--- What the exercise asks ---
Every record here needs to be written out again exactly.

Data records:
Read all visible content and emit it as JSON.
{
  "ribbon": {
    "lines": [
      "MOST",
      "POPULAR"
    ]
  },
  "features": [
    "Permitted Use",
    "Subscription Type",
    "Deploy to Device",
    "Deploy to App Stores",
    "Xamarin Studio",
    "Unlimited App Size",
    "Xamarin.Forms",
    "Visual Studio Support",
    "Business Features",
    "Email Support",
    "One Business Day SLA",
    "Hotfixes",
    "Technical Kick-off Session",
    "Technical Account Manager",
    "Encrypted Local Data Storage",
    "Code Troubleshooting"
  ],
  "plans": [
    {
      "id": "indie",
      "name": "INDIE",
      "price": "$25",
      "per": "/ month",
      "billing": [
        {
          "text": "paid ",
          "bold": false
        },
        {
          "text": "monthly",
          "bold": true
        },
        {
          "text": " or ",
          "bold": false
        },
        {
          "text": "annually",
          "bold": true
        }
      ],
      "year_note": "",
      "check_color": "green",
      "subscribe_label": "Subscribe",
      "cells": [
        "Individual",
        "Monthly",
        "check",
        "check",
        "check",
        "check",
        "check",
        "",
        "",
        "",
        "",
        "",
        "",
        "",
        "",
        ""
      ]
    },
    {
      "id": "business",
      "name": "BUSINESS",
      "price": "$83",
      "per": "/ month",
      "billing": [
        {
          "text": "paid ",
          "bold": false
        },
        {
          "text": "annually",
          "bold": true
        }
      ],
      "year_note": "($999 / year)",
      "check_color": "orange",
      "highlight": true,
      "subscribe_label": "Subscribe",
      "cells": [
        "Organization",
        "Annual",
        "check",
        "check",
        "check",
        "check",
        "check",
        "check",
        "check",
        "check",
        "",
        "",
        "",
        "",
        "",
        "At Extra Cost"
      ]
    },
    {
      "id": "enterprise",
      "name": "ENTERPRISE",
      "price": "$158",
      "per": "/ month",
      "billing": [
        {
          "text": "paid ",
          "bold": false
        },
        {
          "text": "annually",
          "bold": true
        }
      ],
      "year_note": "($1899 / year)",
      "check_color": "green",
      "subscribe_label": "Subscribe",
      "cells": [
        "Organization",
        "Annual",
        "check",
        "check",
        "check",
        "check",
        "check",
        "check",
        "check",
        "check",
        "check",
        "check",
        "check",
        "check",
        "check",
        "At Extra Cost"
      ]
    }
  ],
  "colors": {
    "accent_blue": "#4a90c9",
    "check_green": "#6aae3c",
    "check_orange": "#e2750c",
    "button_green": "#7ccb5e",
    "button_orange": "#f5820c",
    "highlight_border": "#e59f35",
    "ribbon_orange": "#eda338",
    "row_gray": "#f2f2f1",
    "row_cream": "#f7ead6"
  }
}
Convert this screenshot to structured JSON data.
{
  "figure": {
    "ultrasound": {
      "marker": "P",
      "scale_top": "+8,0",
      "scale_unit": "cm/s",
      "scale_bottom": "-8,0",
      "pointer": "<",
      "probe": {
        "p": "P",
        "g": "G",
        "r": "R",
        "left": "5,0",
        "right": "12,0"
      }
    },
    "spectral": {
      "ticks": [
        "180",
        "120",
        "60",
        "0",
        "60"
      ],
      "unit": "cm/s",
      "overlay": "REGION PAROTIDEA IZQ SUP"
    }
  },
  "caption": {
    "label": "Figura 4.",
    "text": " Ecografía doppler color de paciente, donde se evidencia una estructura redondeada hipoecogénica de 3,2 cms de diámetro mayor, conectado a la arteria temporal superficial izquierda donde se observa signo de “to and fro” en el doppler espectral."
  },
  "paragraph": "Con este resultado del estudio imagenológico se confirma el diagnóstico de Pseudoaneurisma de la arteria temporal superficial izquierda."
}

--- Task result ---
Read all visible content and emit it as JSON.
{
  "ribbon": {
    "lines": [
      "MOST",
      "POPULAR"
    ]
  },
  "features": [
    "Permitted Use",
    "Subscription Type",
    "Deploy to Device",
    "Deploy to App Stores",
    "Xamarin Studio",
    "Unlimited App Size",
    "Xamarin.Forms",
    "Visual Studio Support",
    "Business Features",
    "Email Support",
    "One Business Day SLA",
    "Hotfixes",
    "Technical Kick-off Session",
    "Technical Account Manager",
    "Encrypted Local Data Storage",
    "Code Troubleshooting"
  ],
  "plans": [
    {
      "id": "indie",
      "name": "INDIE",
      "price": "$25",
      "per": "/ month",
      "billing": [
        {
          "text": "paid ",
          "bold": false
        },
        {
          "text": "monthly",
          "bold": true
        },
        {
          "text": " or ",
          "bold": false
        },
        {
          "text": "annually",
          "bold": true
        }
      ],
      "year_note": "",
      "check_color": "green",
      "subscribe_label": "Subscribe",
      "cells": [
        "Individual",
        "Monthly",
        "check",
        "check",
        "check",
        "check",
        "check",
        "",
        "",
        "",
        "",
        "",
        "",
        "",
        "",
        ""
      ]
    },
    {
      "id": "business",
      "name": "BUSINESS",
      "price": "$83",
      "per": "/ month",
      "billing": [
        {
          "text": "paid ",
          "bold": false
        },
        {
          "text": "annually",
          "bold": true
        }
      ],
      "year_note": "($999 / year)",
      "check_color": "orange",
      "highlight": true,
      "subscribe_label": "Subscribe",
      "cells": [
        "Organization",
        "Annual",
        "check",
        "check",
        "check",
        "check",
        "check",
        "check",
        "check",
        "check",
        "",
        "",
        "",
        "",
        "",
        "At Extra Cost"
      ]
    },
    {
      "id": "enterprise",
      "name": "ENTERPRISE",
      "price": "$158",
      "per": "/ month",
      "billing": [
        {
          "text": "paid ",
          "bold": false
        },
        {
          "text": "annually",
          "bold": true
        }
      ],
      "year_note": "($1899 / year)",
      "check_color": "green",
      "subscribe_label": "Subscribe",
      "cells": [
        "Organization",
        "Annual",
        "check",
        "check",
        "check",
        "check",
        "check",
        "check",
        "check",
        "check",
        "check",
        "check",
        "check",
        "check",
        "check",
        "At Extra Cost"
      ]
    }
  ],
  "colors": {
    "accent_blue": "#4a90c9",
    "check_green": "#6aae3c",
    "check_orange": "#e2750c",
    "button_green": "#7ccb5e",
    "button_orange": "#f5820c",
    "highlight_border": "#e59f35",
    "ribbon_orange": "#eda338",
    "row_gray": "#f2f2f1",
    "row_cream": "#f7ead6"
  }
}
Convert this screenshot to structured JSON data.
{
  "figure": {
    "ultrasound": {
      "marker": "P",
      "scale_top": "+8,0",
      "scale_unit": "cm/s",
      "scale_bottom": "-8,0",
      "pointer": "<",
      "probe": {
        "p": "P",
        "g": "G",
        "r": "R",
        "left": "5,0",
        "right": "12,0"
      }
    },
    "spectral": {
      "ticks": [
        "180",
        "120",
        "60",
        "0",
        "60"
      ],
      "unit": "cm/s",
      "overlay": "REGION PAROTIDEA IZQ SUP"
    }
  },
  "caption": {
    "label": "Figura 4.",
    "text": " Ecografía doppler color de paciente, donde se evidencia una estructura redondeada hipoecogénica de 3,2 cms de diámetro mayor, conectado a la arteria temporal superficial izquierda donde se observa signo de “to and fro” en el doppler espectral."
  },
  "paragraph": "Con este resultado del estudio imagenológico se confirma el diagnóstico de Pseudoaneurisma de la arteria temporal superficial izquierda."
}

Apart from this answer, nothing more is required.